[Start of DATA FOR THIS TASK]

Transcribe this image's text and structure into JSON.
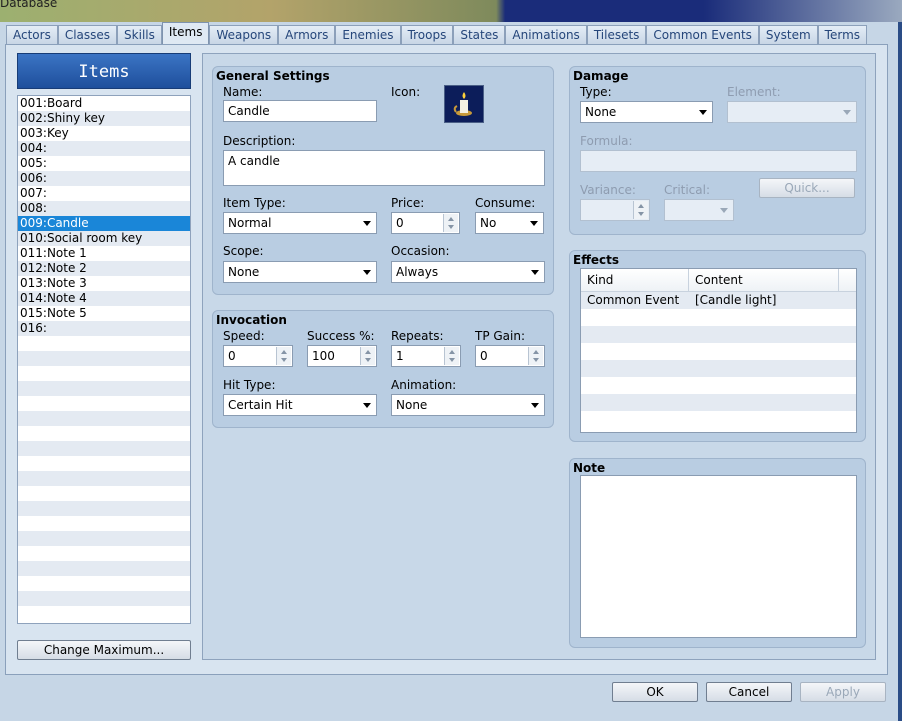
{
  "window": {
    "title": "Database"
  },
  "tabs": [
    "Actors",
    "Classes",
    "Skills",
    "Items",
    "Weapons",
    "Armors",
    "Enemies",
    "Troops",
    "States",
    "Animations",
    "Tilesets",
    "Common Events",
    "System",
    "Terms"
  ],
  "active_tab": "Items",
  "items_panel": {
    "header": "Items",
    "items": [
      "001:Board",
      "002:Shiny key",
      "003:Key",
      "004:",
      "005:",
      "006:",
      "007:",
      "008:",
      "009:Candle",
      "010:Social room key",
      "011:Note 1",
      "012:Note 2",
      "013:Note 3",
      "014:Note 4",
      "015:Note 5",
      "016:"
    ],
    "selected_index": 8,
    "change_max_label": "Change Maximum..."
  },
  "general": {
    "title": "General Settings",
    "name_label": "Name:",
    "name_value": "Candle",
    "icon_label": "Icon:",
    "description_label": "Description:",
    "description_value": "A candle",
    "item_type_label": "Item Type:",
    "item_type_value": "Normal",
    "price_label": "Price:",
    "price_value": "0",
    "consume_label": "Consume:",
    "consume_value": "No",
    "scope_label": "Scope:",
    "scope_value": "None",
    "occasion_label": "Occasion:",
    "occasion_value": "Always"
  },
  "invocation": {
    "title": "Invocation",
    "speed_label": "Speed:",
    "speed_value": "0",
    "success_label": "Success %:",
    "success_value": "100",
    "repeats_label": "Repeats:",
    "repeats_value": "1",
    "tp_label": "TP Gain:",
    "tp_value": "0",
    "hit_type_label": "Hit Type:",
    "hit_type_value": "Certain Hit",
    "animation_label": "Animation:",
    "animation_value": "None"
  },
  "damage": {
    "title": "Damage",
    "type_label": "Type:",
    "type_value": "None",
    "element_label": "Element:",
    "formula_label": "Formula:",
    "variance_label": "Variance:",
    "critical_label": "Critical:",
    "quick_label": "Quick..."
  },
  "effects": {
    "title": "Effects",
    "columns": [
      "Kind",
      "Content"
    ],
    "rows": [
      {
        "kind": "Common Event",
        "content": "[Candle light]"
      }
    ]
  },
  "note": {
    "title": "Note",
    "value": ""
  },
  "buttons": {
    "ok": "OK",
    "cancel": "Cancel",
    "apply": "Apply"
  },
  "colors": {
    "selection": "#1a86d8",
    "header": "#2a62b4"
  }
}
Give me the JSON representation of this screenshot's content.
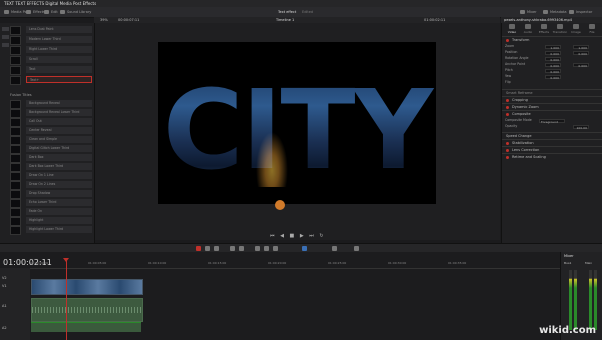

[End of DATA FOR THIS TASK]

Print each entry shown above with exact wording and no pictures.

Transcribe this image's text and structure into JSON.
{
  "window": {
    "title": "Database"
  },
  "tabs": [
    "Actors",
    "Classes",
    "Skills",
    "Items",
    "Weapons",
    "Armors",
    "Enemies",
    "Troops",
    "States",
    "Animations",
    "Tilesets",
    "Common Events",
    "System",
    "Terms"
  ],
  "active_tab": "Items",
  "items_panel": {
    "header": "Items",
    "items": [
      "001:Board",
      "002:Shiny key",
      "003:Key",
      "004:",
      "005:",
      "006:",
      "007:",
      "008:",
      "009:Candle",
      "010:Social room key",
      "011:Note 1",
      "012:Note 2",
      "013:Note 3",
      "014:Note 4",
      "015:Note 5",
      "016:"
    ],
    "selected_index": 8,
    "change_max_label": "Change Maximum..."
  },
  "general": {
    "title": "General Settings",
    "name_label": "Name:",
    "name_value": "Candle",
    "icon_label": "Icon:",
    "description_label": "Description:",
    "description_value": "A candle",
    "item_type_label": "Item Type:",
    "item_type_value": "Normal",
    "price_label": "Price:",
    "price_value": "0",
    "consume_label": "Consume:",
    "consume_value": "No",
    "scope_label": "Scope:",
    "scope_value": "None",
    "occasion_label": "Occasion:",
    "occasion_value": "Always"
  },
  "invocation": {
    "title": "Invocation",
    "speed_label": "Speed:",
    "speed_value": "0",
    "success_label": "Success %:",
    "success_value": "100",
    "repeats_label": "Repeats:",
    "repeats_value": "1",
    "tp_label": "TP Gain:",
    "tp_value": "0",
    "hit_type_label": "Hit Type:",
    "hit_type_value": "Certain Hit",
    "animation_label": "Animation:",
    "animation_value": "None"
  },
  "damage": {
    "title": "Damage",
    "type_label": "Type:",
    "type_value": "None",
    "element_label": "Element:",
    "formula_label": "Formula:",
    "variance_label": "Variance:",
    "critical_label": "Critical:",
    "quick_label": "Quick..."
  },
  "effects": {
    "title": "Effects",
    "columns": [
      "Kind",
      "Content"
    ],
    "rows": [
      {
        "kind": "Common Event",
        "content": "[Candle light]"
      }
    ]
  },
  "note": {
    "title": "Note",
    "value": ""
  },
  "buttons": {
    "ok": "OK",
    "cancel": "Cancel",
    "apply": "Apply"
  },
  "colors": {
    "selection": "#1a86d8",
    "header": "#2a62b4"
  }
}
Give me the JSON representation of this screenshot's content.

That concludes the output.